§ **WORK TO BE COMPLETED**: Copy all the material that follows, keeping every character the same.

--- start of DATASET ---

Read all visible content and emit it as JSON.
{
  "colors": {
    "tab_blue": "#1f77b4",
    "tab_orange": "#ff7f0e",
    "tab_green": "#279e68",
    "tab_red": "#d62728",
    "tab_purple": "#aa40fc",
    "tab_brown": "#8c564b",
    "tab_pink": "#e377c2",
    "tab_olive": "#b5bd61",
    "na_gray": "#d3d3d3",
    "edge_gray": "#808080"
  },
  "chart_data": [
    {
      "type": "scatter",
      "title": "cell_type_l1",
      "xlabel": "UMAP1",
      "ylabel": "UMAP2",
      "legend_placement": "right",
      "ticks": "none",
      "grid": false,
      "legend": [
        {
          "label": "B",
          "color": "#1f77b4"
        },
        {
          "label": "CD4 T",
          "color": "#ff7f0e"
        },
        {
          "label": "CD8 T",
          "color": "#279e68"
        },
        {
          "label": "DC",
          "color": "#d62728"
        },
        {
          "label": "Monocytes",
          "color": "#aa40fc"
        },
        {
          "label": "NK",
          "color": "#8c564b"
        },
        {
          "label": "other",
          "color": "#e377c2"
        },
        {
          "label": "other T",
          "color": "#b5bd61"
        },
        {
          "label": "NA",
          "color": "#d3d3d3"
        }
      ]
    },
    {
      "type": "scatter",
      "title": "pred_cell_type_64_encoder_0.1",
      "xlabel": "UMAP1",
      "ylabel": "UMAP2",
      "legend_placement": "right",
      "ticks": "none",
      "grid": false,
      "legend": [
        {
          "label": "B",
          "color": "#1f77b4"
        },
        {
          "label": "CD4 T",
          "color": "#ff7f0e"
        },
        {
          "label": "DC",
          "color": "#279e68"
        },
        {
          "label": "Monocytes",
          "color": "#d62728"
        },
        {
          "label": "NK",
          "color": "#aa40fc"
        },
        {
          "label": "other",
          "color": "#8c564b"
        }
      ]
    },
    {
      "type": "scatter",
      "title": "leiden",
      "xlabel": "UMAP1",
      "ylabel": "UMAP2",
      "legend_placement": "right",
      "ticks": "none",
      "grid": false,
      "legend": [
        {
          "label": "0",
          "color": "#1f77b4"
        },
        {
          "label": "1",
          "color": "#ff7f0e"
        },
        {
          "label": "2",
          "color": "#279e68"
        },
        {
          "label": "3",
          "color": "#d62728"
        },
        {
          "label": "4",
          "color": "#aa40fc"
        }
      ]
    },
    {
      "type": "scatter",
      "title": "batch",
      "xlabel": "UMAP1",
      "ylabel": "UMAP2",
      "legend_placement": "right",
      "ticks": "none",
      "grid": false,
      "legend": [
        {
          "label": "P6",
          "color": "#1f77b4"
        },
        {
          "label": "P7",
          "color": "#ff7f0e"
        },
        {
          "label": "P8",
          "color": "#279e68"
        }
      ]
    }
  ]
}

--- end of DATASET ---

§ **EXPECTED ANSWER**:
Read all visible content and emit it as JSON.
{
  "colors": {
    "tab_blue": "#1f77b4",
    "tab_orange": "#ff7f0e",
    "tab_green": "#279e68",
    "tab_red": "#d62728",
    "tab_purple": "#aa40fc",
    "tab_brown": "#8c564b",
    "tab_pink": "#e377c2",
    "tab_olive": "#b5bd61",
    "na_gray": "#d3d3d3",
    "edge_gray": "#808080"
  },
  "chart_data": [
    {
      "type": "scatter",
      "title": "cell_type_l1",
      "xlabel": "UMAP1",
      "ylabel": "UMAP2",
      "legend_placement": "right",
      "ticks": "none",
      "grid": false,
      "legend": [
        {
          "label": "B",
          "color": "#1f77b4"
        },
        {
          "label": "CD4 T",
          "color": "#ff7f0e"
        },
        {
          "label": "CD8 T",
          "color": "#279e68"
        },
        {
          "label": "DC",
          "color": "#d62728"
        },
        {
          "label": "Monocytes",
          "color": "#aa40fc"
        },
        {
          "label": "NK",
          "color": "#8c564b"
        },
        {
          "label": "other",
          "color": "#e377c2"
        },
        {
          "label": "other T",
          "color": "#b5bd61"
        },
        {
          "label": "NA",
          "color": "#d3d3d3"
        }
      ]
    },
    {
      "type": "scatter",
      "title": "pred_cell_type_64_encoder_0.1",
      "xlabel": "UMAP1",
      "ylabel": "UMAP2",
      "legend_placement": "right",
      "ticks": "none",
      "grid": false,
      "legend": [
        {
          "label": "B",
          "color": "#1f77b4"
        },
        {
          "label": "CD4 T",
          "color": "#ff7f0e"
        },
        {
          "label": "DC",
          "color": "#279e68"
        },
        {
          "label": "Monocytes",
          "color": "#d62728"
        },
        {
          "label": "NK",
          "color": "#aa40fc"
        },
        {
          "label": "other",
          "color": "#8c564b"
        }
      ]
    },
    {
      "type": "scatter",
      "title": "leiden",
      "xlabel": "UMAP1",
      "ylabel": "UMAP2",
      "legend_placement": "right",
      "ticks": "none",
      "grid": false,
      "legend": [
        {
          "label": "0",
          "color": "#1f77b4"
        },
        {
          "label": "1",
          "color": "#ff7f0e"
        },
        {
          "label": "2",
          "color": "#279e68"
        },
        {
          "label": "3",
          "color": "#d62728"
        },
        {
          "label": "4",
          "color": "#aa40fc"
        }
      ]
    },
    {
      "type": "scatter",
      "title": "batch",
      "xlabel": "UMAP1",
      "ylabel": "UMAP2",
      "legend_placement": "right",
      "ticks": "none",
      "grid": false,
      "legend": [
        {
          "label": "P6",
          "color": "#1f77b4"
        },
        {
          "label": "P7",
          "color": "#ff7f0e"
        },
        {
          "label": "P8",
          "color": "#279e68"
        }
      ]
    }
  ]
}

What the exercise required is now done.